§ Document passage:
++++++++

In 2023, McElhininey appeared in Home and Away as Margot Dafoe.

In 2024 she played advice columnist Sugar in the Sydney, Australia, Belvoir St Theatre’s adaption of Tiny Beautiful Things.

In May 2024, McElhinney was named in the cast for Stan Australia feature film Nugget Is Dead?: A Christmas Story.

In April 2025, she was cast in the Australian adaptation of the British sitcom, Ghosts, where she plays Eileen, an Irish potato famine survivor with 13 children.

++++++++

§ Tasks:
A: List every production title named in the acting-career passage.
B: Quote the acting-career passage word for word, beginning at the words "In 2023, McElhininey" and stopping after "with 13 children.".

[Collected data entries]
++++++++

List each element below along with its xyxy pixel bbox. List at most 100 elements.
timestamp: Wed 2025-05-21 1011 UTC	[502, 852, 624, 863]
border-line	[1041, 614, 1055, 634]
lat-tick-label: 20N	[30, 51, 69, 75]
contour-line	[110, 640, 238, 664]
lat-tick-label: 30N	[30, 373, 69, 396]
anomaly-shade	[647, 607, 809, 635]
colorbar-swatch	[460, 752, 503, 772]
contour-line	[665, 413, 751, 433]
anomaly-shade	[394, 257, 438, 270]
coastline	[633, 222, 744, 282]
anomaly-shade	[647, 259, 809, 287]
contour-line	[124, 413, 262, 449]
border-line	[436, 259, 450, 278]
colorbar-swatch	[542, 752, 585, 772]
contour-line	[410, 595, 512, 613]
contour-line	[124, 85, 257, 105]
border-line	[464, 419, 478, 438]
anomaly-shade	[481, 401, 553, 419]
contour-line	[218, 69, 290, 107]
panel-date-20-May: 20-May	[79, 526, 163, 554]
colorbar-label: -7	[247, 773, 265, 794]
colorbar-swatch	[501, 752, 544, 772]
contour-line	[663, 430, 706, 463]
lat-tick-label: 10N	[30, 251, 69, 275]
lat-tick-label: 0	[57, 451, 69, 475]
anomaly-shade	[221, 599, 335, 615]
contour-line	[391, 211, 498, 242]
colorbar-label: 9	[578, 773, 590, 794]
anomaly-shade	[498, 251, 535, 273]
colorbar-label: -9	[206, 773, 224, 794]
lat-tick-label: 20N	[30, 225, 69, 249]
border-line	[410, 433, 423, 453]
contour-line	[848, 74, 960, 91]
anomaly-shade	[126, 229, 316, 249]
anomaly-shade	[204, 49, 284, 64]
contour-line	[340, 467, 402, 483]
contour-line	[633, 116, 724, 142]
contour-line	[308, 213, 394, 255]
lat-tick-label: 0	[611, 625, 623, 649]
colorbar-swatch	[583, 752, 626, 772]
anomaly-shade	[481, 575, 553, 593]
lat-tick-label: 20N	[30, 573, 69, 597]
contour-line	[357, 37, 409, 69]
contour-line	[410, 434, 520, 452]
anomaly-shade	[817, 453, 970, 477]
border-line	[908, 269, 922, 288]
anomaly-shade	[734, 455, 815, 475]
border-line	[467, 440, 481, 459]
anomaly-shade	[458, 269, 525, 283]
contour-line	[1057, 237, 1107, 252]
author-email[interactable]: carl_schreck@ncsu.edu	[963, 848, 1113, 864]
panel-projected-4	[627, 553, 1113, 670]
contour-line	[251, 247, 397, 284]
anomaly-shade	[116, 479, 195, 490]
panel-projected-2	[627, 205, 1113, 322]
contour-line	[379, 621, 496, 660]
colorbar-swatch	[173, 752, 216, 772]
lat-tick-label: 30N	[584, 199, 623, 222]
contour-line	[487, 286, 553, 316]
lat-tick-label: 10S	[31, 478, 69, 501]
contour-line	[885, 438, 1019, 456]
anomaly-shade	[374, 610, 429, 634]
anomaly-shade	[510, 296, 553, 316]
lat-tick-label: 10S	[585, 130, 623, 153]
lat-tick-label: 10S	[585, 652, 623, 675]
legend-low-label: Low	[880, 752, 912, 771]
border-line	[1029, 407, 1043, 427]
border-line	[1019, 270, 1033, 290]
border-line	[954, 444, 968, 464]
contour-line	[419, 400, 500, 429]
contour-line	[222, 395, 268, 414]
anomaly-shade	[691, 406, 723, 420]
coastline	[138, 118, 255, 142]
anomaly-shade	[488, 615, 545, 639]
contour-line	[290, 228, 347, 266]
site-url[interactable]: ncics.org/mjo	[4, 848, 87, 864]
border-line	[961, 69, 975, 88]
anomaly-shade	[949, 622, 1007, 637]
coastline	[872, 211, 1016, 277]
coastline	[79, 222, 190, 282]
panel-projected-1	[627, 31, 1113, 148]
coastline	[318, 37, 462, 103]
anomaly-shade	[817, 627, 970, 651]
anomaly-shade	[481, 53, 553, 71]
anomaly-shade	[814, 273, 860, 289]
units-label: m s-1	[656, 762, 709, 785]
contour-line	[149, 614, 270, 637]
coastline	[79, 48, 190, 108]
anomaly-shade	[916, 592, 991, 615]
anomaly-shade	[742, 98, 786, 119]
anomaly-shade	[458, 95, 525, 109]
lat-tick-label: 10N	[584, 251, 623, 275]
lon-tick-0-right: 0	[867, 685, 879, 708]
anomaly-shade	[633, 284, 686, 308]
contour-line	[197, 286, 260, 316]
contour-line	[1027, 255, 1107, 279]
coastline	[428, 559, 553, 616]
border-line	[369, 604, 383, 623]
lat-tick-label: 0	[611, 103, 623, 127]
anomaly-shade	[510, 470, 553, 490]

++++++++

§ Expected outputs:
A:
Home and Away
Tiny Beautiful Things
Nugget Is Dead?: A Christmas Story
Ghosts

B:
In 2023, McElhininey appeared in Home and Away as Margot Dafoe.

In 2024 she played advice columnist Sugar in the Sydney, Australia, Belvoir St Theatre’s adaption of Tiny Beautiful Things.

In May 2024, McElhinney was named in the cast for Stan Australia feature film Nugget Is Dead?: A Christmas Story.

In April 2025, she was cast in the Australian adaptation of the British sitcom, Ghosts, where she plays Eileen, an Irish potato famine survivor with 13 children.